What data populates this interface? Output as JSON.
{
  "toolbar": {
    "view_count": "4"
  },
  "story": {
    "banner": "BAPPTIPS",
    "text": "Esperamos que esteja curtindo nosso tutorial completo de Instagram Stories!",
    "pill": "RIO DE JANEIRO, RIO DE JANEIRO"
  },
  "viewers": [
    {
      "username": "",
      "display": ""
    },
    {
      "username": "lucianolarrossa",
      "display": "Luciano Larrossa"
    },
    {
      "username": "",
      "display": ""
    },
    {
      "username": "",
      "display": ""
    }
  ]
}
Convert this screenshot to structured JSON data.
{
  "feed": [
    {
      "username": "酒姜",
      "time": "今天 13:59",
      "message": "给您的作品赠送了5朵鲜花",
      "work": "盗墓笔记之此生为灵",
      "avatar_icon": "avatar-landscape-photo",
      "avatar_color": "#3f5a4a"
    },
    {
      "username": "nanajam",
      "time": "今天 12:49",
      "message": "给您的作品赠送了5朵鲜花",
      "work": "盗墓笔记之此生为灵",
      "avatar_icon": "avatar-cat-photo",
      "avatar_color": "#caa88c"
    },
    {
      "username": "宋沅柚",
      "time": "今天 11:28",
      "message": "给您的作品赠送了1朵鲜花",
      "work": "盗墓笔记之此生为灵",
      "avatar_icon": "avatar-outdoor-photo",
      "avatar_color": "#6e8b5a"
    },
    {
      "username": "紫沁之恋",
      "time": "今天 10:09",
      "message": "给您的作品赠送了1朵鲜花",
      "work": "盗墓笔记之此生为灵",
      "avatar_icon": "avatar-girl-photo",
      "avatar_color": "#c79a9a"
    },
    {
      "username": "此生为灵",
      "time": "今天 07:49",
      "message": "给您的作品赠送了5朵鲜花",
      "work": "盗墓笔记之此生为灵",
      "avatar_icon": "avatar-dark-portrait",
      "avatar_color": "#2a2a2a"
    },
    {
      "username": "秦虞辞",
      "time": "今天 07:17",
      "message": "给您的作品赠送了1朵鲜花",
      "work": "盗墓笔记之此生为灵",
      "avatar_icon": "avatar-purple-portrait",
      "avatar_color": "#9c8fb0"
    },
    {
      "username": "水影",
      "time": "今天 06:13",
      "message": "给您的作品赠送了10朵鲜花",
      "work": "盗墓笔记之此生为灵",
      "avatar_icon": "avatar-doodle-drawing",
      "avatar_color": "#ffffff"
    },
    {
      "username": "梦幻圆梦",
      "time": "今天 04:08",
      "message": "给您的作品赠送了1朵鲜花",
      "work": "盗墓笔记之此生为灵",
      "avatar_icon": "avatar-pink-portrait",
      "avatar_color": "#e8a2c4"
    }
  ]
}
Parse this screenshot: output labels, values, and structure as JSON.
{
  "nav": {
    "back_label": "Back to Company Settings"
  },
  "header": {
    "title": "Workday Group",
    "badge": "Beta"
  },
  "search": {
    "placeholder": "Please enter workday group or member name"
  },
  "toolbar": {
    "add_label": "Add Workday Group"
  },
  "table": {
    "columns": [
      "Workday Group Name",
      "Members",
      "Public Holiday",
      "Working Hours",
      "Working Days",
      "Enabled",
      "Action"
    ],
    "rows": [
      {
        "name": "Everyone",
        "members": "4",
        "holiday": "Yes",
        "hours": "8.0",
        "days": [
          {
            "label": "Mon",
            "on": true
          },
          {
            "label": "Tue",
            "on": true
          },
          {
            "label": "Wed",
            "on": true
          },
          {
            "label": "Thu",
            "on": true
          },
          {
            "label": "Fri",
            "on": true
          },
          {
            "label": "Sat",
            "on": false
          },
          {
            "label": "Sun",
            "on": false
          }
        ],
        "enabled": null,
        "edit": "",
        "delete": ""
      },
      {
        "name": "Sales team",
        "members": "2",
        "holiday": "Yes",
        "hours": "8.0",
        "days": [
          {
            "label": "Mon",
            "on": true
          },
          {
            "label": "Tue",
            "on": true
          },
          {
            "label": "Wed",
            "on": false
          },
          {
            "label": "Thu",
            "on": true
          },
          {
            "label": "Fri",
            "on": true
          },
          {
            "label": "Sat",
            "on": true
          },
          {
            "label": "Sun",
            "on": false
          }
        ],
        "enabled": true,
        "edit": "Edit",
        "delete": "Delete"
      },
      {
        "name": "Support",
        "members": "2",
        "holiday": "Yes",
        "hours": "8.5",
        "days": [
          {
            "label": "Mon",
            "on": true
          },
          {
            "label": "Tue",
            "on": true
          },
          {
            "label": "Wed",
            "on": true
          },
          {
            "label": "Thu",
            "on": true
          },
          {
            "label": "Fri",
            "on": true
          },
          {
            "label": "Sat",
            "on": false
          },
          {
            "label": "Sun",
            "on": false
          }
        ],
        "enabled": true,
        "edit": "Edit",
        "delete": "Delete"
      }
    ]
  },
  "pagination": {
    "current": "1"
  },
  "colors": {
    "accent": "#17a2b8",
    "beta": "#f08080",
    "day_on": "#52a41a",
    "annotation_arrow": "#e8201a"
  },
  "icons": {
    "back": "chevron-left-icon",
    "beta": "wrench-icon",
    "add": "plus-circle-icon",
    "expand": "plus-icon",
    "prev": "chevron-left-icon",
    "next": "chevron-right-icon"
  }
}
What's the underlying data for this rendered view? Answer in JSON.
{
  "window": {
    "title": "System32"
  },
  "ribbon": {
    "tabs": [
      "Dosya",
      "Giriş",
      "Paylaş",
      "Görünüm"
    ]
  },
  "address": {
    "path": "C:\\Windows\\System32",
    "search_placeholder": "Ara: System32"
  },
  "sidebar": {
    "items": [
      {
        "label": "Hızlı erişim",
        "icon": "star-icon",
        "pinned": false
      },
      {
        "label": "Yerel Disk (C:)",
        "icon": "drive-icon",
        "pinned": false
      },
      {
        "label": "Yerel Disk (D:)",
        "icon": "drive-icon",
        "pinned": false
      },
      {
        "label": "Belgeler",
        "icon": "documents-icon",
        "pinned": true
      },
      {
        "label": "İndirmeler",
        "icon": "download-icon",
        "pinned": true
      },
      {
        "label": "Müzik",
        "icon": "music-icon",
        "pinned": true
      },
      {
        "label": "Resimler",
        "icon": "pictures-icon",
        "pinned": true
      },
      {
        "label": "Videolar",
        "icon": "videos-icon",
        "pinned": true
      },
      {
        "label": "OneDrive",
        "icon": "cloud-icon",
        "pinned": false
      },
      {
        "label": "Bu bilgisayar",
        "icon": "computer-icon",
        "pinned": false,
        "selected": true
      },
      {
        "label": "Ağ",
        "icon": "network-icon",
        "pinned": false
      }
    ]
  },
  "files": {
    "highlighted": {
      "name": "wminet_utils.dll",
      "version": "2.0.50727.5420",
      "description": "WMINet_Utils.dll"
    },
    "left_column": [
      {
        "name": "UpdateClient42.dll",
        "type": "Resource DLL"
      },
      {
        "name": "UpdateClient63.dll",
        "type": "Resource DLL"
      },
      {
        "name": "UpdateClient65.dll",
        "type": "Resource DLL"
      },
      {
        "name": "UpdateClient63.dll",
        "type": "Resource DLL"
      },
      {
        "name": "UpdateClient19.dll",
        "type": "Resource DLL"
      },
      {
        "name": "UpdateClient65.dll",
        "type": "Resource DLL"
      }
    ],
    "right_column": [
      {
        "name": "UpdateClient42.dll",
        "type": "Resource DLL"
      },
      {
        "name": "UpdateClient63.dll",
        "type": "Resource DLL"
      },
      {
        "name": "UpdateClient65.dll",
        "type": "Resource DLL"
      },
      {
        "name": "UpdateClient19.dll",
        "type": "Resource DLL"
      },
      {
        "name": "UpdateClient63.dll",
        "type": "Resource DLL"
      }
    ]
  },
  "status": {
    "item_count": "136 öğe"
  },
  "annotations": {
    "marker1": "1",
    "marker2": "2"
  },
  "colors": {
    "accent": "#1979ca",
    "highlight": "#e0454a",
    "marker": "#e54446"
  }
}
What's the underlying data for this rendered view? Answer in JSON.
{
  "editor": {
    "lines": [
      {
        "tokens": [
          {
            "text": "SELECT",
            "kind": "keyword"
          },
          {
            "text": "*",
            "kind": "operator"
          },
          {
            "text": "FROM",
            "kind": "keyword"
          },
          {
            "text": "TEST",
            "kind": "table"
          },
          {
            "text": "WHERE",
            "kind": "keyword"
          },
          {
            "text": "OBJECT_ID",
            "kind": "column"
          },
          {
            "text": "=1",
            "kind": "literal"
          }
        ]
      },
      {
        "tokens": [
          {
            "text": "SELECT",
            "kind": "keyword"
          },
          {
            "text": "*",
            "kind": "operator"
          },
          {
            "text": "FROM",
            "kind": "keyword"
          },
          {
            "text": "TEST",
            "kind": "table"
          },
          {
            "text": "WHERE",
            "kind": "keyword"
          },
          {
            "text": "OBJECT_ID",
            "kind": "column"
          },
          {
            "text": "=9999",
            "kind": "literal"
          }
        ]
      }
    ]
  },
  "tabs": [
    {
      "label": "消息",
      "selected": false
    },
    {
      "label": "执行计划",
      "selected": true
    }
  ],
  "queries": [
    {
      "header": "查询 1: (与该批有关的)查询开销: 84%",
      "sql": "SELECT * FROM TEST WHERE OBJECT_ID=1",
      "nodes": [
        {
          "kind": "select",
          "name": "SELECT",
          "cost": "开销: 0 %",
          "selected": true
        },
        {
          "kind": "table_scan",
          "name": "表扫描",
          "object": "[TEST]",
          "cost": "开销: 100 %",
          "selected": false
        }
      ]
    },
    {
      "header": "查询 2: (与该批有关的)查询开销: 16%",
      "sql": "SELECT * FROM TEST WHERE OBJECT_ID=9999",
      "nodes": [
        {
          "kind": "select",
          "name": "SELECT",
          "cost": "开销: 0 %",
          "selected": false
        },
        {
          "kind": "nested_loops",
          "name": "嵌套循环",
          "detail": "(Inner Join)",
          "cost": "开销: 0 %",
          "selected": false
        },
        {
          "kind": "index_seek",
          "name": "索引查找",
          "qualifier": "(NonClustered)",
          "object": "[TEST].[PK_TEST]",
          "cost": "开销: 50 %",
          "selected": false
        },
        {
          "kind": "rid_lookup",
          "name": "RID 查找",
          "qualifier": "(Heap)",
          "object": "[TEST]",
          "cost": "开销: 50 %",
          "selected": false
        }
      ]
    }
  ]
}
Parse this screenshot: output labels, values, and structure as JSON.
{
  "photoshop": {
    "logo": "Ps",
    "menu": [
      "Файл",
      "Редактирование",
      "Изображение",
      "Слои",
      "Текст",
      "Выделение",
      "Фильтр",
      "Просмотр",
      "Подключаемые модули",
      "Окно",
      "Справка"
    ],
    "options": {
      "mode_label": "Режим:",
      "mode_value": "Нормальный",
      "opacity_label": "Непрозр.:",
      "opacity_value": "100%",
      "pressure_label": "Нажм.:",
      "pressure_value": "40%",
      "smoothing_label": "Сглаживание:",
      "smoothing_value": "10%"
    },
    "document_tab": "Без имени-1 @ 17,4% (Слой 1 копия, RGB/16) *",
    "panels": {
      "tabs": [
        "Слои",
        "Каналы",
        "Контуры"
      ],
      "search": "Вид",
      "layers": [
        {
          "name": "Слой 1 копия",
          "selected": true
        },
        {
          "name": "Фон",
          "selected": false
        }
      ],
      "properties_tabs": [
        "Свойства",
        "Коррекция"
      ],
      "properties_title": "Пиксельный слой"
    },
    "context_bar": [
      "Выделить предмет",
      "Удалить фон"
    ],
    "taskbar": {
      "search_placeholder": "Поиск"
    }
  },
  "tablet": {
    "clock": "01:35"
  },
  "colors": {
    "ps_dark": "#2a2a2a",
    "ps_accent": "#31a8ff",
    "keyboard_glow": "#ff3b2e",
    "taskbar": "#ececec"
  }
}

-- -- --

== TASK BRIEF ==
From the records, copy every line that has the string "与该批有关的" in it.

== WRITTEN ANSWER ==
      "header": "查询 1: (与该批有关的)查询开销: 84%",
      "header": "查询 2: (与该批有关的)查询开销: 16%",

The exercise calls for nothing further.